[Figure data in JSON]
····················

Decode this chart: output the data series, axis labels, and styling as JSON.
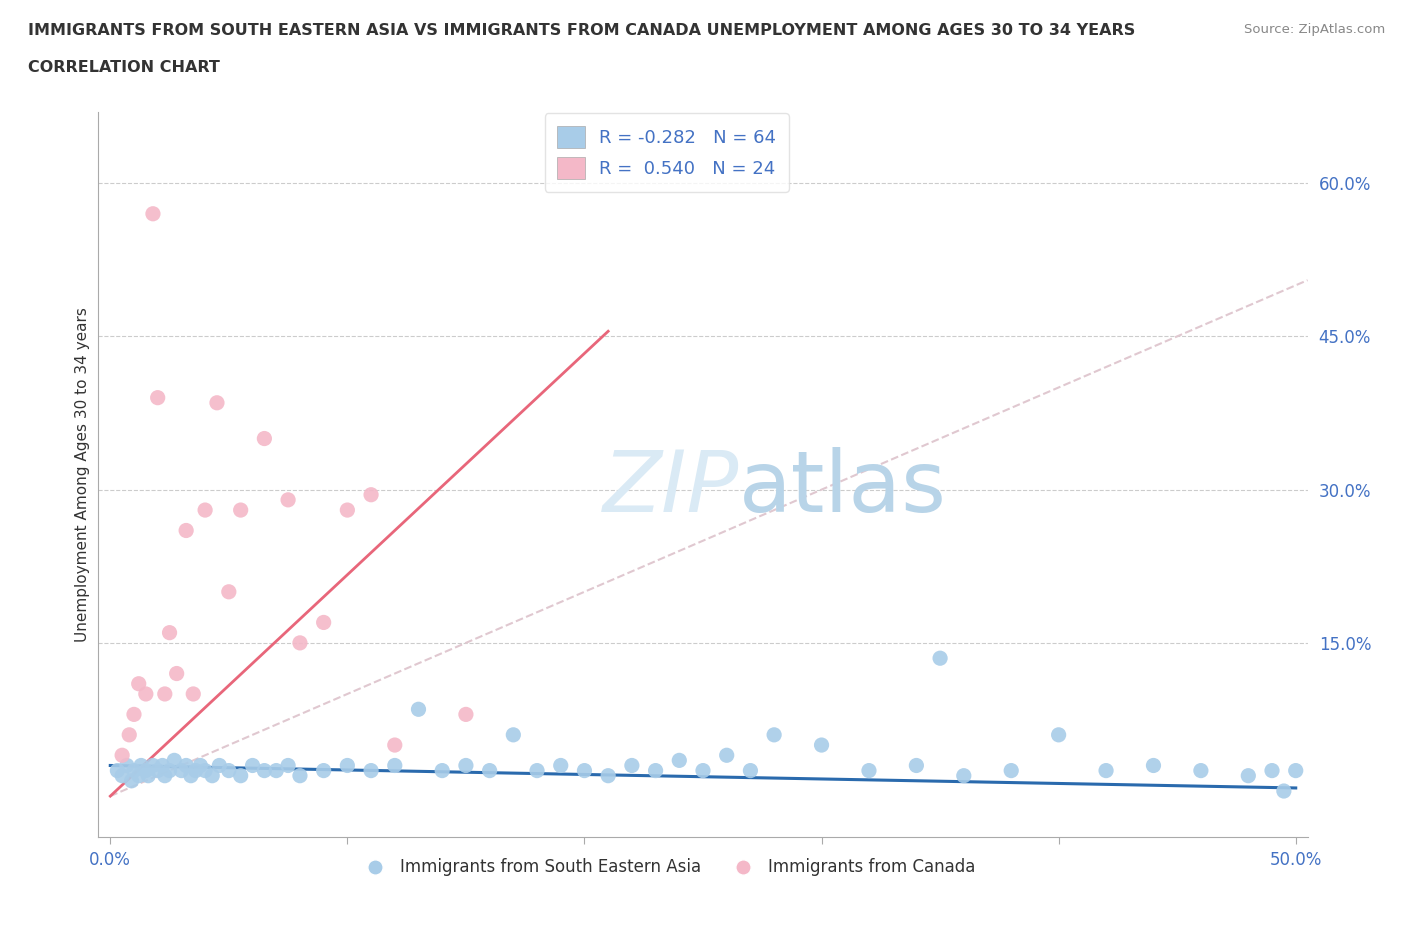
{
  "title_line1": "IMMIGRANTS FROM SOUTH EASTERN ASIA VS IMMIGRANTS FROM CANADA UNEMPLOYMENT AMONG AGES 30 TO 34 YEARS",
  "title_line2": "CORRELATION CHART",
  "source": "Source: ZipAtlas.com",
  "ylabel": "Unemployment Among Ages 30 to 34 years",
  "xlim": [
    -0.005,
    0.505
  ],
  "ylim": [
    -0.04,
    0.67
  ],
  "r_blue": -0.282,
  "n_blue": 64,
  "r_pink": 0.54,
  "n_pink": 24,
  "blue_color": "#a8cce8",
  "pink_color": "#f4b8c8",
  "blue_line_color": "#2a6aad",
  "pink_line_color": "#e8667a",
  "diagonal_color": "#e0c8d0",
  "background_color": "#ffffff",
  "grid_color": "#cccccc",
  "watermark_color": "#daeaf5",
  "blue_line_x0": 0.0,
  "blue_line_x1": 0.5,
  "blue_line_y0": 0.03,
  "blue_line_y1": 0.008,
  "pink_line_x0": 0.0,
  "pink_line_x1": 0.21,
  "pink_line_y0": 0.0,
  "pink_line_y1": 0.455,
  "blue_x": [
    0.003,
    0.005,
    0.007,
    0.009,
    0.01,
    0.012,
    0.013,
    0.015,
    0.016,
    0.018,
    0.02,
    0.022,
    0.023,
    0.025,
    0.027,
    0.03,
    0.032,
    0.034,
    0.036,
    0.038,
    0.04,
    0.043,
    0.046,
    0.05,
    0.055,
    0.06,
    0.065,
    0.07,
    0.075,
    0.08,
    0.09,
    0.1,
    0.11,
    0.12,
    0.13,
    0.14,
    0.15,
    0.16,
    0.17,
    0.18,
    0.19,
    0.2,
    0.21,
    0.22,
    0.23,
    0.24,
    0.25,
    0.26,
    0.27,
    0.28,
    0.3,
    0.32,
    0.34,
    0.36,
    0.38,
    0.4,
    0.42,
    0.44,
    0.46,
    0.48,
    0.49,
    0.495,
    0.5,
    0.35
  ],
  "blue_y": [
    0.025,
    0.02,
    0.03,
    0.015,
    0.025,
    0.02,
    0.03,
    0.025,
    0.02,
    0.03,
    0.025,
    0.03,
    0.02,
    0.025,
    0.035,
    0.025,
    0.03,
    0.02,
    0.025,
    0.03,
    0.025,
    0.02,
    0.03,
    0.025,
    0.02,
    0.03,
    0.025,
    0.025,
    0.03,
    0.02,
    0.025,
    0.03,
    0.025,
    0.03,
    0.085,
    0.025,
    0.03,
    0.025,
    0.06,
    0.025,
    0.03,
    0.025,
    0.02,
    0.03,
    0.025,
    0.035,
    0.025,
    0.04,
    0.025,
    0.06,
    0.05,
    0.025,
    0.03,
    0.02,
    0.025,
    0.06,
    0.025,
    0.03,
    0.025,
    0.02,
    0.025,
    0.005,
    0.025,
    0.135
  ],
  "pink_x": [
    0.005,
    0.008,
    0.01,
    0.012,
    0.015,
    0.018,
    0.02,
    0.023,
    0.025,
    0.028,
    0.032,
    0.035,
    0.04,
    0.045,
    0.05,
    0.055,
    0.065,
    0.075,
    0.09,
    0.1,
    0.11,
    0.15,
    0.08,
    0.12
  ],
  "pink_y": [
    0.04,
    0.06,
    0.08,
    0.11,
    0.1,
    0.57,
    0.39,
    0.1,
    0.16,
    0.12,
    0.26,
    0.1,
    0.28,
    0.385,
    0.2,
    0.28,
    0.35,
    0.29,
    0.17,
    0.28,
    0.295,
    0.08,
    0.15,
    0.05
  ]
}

····················

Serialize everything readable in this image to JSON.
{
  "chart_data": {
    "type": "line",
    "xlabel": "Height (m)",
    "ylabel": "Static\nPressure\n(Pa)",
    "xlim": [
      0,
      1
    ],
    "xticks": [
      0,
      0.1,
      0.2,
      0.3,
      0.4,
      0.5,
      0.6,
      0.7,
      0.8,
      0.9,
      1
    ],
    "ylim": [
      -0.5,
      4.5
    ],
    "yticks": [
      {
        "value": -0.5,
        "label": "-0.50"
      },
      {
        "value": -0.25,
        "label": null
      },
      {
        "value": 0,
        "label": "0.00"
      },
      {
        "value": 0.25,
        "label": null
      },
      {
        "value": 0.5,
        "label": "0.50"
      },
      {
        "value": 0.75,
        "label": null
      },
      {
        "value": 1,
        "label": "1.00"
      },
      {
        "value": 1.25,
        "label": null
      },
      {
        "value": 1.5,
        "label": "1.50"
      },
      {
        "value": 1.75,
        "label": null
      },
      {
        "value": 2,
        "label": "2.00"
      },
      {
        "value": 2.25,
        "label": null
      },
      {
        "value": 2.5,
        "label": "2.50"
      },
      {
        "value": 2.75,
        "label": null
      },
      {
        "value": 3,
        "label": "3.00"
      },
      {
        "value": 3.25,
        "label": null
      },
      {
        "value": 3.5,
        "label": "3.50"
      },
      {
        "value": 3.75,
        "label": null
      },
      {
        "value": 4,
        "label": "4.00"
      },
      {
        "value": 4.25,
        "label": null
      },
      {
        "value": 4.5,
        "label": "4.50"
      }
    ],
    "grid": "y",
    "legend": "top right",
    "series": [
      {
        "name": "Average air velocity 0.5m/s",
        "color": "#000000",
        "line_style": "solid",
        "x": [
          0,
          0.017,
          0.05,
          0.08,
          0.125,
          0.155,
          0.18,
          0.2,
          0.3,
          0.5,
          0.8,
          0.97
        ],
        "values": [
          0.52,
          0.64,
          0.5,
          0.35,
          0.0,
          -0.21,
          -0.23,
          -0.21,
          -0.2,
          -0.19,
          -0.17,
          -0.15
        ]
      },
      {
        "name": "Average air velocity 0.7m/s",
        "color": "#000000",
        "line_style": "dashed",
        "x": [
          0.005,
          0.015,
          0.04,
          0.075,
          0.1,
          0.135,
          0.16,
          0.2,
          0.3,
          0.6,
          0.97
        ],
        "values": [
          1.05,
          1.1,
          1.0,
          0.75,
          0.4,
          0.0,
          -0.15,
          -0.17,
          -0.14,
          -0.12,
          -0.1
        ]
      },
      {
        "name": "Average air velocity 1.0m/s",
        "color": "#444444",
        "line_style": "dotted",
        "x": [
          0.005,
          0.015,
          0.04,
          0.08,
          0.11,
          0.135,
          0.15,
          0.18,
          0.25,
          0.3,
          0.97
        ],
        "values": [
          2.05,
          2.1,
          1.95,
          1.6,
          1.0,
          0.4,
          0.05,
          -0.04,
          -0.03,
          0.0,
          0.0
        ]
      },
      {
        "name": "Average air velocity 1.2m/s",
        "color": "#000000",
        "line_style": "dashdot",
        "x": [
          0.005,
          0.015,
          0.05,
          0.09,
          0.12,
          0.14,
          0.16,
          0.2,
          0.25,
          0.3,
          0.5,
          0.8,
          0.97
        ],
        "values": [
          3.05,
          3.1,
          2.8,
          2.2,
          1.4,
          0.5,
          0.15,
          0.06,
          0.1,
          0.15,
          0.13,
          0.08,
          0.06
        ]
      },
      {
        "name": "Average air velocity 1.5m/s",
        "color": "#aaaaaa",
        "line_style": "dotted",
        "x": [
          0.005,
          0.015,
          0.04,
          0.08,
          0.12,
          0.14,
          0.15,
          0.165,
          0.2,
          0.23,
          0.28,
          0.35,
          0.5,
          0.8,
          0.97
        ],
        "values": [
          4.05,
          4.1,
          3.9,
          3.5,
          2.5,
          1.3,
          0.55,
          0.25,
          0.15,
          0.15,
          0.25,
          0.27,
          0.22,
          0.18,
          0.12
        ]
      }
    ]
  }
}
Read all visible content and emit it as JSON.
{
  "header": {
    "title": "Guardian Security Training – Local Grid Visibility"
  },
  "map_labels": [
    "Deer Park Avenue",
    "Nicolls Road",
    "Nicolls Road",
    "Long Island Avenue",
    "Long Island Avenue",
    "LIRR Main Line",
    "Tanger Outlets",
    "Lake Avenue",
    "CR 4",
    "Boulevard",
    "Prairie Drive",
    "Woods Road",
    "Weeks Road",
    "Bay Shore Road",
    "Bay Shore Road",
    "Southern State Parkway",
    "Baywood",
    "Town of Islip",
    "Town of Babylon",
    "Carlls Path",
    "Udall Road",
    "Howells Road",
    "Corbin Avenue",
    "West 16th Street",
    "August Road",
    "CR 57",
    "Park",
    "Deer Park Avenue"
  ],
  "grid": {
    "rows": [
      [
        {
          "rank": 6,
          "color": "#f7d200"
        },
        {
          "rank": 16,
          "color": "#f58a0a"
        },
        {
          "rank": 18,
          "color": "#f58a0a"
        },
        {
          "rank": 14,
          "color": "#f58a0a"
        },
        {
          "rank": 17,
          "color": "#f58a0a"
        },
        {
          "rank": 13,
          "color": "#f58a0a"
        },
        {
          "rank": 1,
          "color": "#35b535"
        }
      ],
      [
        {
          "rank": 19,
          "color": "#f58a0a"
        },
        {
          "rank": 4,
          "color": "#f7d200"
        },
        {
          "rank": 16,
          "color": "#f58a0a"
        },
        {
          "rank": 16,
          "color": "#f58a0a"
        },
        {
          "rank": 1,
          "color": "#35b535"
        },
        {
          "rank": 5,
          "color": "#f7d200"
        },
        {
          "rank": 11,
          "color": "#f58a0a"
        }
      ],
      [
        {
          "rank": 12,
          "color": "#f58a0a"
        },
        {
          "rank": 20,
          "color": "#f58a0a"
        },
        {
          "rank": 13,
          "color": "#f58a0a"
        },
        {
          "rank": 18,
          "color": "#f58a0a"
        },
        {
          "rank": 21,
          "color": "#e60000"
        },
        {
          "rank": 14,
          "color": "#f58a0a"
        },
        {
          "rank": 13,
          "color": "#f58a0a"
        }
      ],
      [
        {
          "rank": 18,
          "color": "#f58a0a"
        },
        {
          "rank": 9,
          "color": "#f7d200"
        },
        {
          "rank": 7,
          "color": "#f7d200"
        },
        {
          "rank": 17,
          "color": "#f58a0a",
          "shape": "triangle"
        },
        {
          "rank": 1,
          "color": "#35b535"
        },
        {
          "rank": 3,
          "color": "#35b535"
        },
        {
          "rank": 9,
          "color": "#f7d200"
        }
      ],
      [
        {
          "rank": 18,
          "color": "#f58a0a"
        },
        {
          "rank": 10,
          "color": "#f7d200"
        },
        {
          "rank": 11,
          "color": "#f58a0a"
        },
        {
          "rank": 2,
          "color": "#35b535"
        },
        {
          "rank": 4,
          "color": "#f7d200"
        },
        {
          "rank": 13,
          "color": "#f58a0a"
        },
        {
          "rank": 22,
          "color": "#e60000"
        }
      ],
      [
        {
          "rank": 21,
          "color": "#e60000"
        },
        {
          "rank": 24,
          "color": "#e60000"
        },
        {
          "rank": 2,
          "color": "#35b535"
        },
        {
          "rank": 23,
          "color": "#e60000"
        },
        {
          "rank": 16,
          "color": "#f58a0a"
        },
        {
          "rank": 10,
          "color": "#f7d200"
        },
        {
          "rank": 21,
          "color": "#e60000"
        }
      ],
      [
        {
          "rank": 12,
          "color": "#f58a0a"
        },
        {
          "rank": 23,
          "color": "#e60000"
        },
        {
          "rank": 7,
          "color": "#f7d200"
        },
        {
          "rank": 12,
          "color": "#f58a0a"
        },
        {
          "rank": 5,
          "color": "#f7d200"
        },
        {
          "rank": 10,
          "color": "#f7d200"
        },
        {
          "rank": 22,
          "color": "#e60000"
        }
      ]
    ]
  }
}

····················

#### Stated goal:
Report all lines of the data that include the word "ylabel".

#### Written answer:
  "ylabel": "Unemployment Among Ages 30 to 34 years",
    "ylabel": "Static\nPressure\n(Pa)",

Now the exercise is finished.